*Text block:*
* * * * * * * * *

Location
- 6671 St. Andrews Road Columbia, South Carolina 29212 United States 34°4′2″N 81°10′22″W﻿ / ﻿34.06722°N 81.17278°W

Information
- Type: Public high school
- Motto: "In Ourselves, Our Future Lies"
- Established: 1928 (98 years ago)
- School district: Lexington & Richland County School District Five
- Principal: Kaaren W. Hampton
- Teaching staff: 106.67 (FTE)
- Grades: 9–12
- Enrollment: 1,272 (2024-2025)
- Student to teacher ratio: 11.92
- Colors: Black and yellow gold
- Athletics conference: AAAAA – Region 4
- Nickname: Yellow Jackets
- Newspaper: The Stinger
- Website: www.lexrich5.org/ihs

= Irmo High School =

Irmo High School is a public high school in unincorporated Lexington County, South Carolina, United States, with a Columbia postal address, named for the nearby town of Irmo. Irmo High School falls under the administrative jurisdiction of District 5 of Lexington and Richland Counties. It is an International Baccalaureate school.

==Athletics==
Irmo's sports teams compete as the Yellow Jackets and participate in Class 4A SCHSL. The school has won 66 team state championships.

Although Irmo had been the "Yellow Jackets" for many years, in 1978 a new logo was introduced. Prior to 1978, Irmo used a yellow jacket image for a logo similar to most schools that are known as yellow jackets.

Details by sport:

- Football: The Irmo Yellow Jacket football team won a state championship in 1980.
- Boys soccer: The Yellow Jackets have won 15 state championships and appeared in 25 state championship games since 1978.
  - State championships: 1978, 1979, 1982, 1987, 1988, 1989, 1990, 1993, 1995, 1996, 1997, 1998, 2000, 2003, 2004, 2013
- Boys basketball: The Irmo boys' basketball team won state championship in 1991, 1994, 1995, 2011, 2013, and most recently 2023.
- Boys tennis
  - Champions (10): 1983, 1987, 1988, 1989, 1991, 1993, 1994, 1995, 1997, 2001
- Girls tennis:
  - Champions (8): 1990, 1991, 1992, 1996, 1998, 2000, 2001, 2004
- Baseball:
  - Champions (3): 1985, 1987, 1998
- Girls basketball
- Boys cross country
  - Champions (5): 1977, 1978, 1979, 1992, 1998
- Girls cross country
  - Champions (6): 1977, 1978, 1979, 1980, 1981, 1982
- Boys golf
  - Champions (5): 1971, 1972, 1973, 1974, 1987
- Girls golf
  - Champions (1): 1999
- Girls soccer
- Girls swimming
  - Champions (3): 1998, 1999, 2000
- Boys track and field
- Girls track and field
  - Champions (2): 1997, 1999
- Volleyball
  - Champions (2): 1998, 1999
- Wrestling
  - Champions (1): 1980

==Marching band==
The Irmo High School marching band won 5A SCBDA Marching Championships in 1991 and 1994-2003.

* * * * * * * * *

*Given records:*
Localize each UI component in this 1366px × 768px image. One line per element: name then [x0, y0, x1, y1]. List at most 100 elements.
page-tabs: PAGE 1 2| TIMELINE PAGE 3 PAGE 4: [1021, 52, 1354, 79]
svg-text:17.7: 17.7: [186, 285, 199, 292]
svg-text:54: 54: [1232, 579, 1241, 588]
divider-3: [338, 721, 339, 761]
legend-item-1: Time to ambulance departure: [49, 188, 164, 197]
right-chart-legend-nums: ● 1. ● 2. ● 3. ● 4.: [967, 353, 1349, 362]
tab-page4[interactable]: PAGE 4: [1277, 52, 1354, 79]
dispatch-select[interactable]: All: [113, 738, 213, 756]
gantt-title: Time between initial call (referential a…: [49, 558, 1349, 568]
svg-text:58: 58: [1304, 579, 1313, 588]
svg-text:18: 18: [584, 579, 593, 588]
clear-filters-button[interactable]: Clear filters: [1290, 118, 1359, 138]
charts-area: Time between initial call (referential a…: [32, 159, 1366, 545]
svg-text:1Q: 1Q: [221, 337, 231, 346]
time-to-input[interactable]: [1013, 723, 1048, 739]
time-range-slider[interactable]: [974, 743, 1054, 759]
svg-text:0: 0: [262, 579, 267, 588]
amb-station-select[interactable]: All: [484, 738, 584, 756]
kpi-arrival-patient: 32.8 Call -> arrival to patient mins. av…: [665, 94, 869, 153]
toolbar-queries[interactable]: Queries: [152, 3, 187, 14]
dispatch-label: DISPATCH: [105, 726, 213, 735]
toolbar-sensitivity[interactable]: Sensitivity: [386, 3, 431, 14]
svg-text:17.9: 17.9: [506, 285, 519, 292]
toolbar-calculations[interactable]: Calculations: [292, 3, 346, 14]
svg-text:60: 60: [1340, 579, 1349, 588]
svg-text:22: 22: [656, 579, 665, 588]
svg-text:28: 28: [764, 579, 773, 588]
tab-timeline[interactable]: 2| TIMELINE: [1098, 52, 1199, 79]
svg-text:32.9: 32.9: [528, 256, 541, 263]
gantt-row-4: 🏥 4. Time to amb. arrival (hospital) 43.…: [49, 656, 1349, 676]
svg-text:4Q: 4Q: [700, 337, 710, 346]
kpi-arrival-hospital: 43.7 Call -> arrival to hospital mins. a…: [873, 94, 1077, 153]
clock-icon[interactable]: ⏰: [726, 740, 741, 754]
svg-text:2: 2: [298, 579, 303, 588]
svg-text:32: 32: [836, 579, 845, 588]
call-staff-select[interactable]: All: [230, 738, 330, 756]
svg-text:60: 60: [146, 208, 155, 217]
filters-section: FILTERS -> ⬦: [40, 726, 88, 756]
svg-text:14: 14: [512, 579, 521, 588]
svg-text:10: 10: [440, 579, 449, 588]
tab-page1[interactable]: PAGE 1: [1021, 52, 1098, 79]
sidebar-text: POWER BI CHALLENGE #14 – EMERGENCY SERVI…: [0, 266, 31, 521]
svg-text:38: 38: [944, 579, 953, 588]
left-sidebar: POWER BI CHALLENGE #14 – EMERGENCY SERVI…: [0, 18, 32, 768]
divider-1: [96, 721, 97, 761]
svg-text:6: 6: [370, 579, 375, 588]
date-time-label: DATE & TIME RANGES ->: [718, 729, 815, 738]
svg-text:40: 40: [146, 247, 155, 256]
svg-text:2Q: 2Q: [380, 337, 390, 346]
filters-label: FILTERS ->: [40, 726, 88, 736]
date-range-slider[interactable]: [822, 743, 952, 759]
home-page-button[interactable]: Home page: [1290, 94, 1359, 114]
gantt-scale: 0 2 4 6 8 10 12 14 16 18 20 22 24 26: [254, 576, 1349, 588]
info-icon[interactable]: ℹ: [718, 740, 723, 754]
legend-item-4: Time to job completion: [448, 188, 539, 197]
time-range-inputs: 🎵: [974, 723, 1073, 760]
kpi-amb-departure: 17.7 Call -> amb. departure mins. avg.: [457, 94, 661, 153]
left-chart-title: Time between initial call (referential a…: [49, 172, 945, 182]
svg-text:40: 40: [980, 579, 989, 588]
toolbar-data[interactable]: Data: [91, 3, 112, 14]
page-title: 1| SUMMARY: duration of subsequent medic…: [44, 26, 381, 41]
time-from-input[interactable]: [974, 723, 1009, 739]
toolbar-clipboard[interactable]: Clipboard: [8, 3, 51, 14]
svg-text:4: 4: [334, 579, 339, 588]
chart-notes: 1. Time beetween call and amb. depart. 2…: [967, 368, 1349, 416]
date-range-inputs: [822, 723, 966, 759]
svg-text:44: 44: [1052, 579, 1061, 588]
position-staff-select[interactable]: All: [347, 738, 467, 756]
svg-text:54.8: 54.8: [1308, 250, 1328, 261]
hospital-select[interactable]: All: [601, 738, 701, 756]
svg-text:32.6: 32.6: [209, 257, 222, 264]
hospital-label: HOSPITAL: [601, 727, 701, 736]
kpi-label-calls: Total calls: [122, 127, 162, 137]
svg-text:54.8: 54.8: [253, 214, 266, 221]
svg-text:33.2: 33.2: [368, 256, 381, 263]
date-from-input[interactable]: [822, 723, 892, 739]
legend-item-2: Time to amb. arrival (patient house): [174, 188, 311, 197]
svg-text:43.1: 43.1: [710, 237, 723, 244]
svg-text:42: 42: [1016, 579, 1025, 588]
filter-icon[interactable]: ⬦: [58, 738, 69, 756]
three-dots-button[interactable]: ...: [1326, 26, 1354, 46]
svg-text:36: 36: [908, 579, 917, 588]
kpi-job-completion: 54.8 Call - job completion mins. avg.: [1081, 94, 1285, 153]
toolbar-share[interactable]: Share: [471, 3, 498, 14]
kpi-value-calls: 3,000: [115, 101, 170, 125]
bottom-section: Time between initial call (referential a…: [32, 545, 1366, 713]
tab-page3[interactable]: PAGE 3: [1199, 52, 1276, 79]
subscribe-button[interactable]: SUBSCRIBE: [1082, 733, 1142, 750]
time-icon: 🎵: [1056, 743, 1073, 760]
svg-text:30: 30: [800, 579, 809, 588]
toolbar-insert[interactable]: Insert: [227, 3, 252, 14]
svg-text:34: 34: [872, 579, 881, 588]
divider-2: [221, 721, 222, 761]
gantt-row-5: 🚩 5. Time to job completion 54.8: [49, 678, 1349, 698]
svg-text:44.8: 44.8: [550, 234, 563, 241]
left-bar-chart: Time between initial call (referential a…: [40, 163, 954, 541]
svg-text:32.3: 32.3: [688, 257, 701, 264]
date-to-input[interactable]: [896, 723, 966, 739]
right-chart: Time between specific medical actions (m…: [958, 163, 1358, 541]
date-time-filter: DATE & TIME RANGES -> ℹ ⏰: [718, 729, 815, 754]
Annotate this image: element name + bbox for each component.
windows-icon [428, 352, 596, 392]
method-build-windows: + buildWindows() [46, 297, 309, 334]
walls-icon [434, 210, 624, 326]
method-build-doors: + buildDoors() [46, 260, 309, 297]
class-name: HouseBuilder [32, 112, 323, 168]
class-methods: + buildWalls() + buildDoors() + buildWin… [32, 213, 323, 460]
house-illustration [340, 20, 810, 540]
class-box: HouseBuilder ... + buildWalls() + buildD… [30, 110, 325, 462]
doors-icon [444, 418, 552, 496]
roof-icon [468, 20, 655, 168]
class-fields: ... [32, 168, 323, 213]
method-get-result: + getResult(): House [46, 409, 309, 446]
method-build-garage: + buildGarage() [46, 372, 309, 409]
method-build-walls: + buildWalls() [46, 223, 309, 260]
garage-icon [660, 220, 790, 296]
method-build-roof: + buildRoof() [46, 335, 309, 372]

* * * * * * * * *

*Activity 1:* Why does the Irmo High School article say the school is called Irmo High School, even though it sits in unincorporated Lexington County? Answer in one to three sentences.
*Activity 2:* Carry the Irmo High School article on from its last sentence, about the marching band.

*Exercise result 1:* The school is named for the nearby town of Irmo. It stands in unincorporated Lexington County and has a Columbia postal address, but it takes its name from that neighboring town.

*Exercise result 2:*
==Feeder patterns==
The following middle schools feed into Irmo High School:
- Crossroads Intermediate School
- Irmo Middle School

==Notable alumni==
- André Bauer, 87th Lieutenant Governor of South Carolina from 2003 to 2011
- Nick Emmanwori, college football safety for the South Carolina Gamecocks
- Richard Evonitz, American serial killer, known for murdering three teenage girls in Spotsylvania County, Virginia
- Lilian Garcia, ring announcer, singer and podcaster
- Leeza Gibbons, American talk show host
- Trajan Jeffcoat, NFL defensive end for the New Orleans Saints
- Savannah McCaskill, professional soccer player
- BJ McKie, professional basketball player
- Zach Prince, professional soccer player
- Elton Pollock, college baseball coach
- Donna Rice Hughes, activist, author, speaker and film producer
- Courtney Shealy, Olympic gold medalist in women's swimming at 2000 Summer Olympics
- Devontae Shuler, professional basketball player
- Catherine Templeton, attorney and South Carolina politician
- Bobby Weed, golf course designer
- Delbert Wilkes Jr., professional wrestler known as "The Patriot"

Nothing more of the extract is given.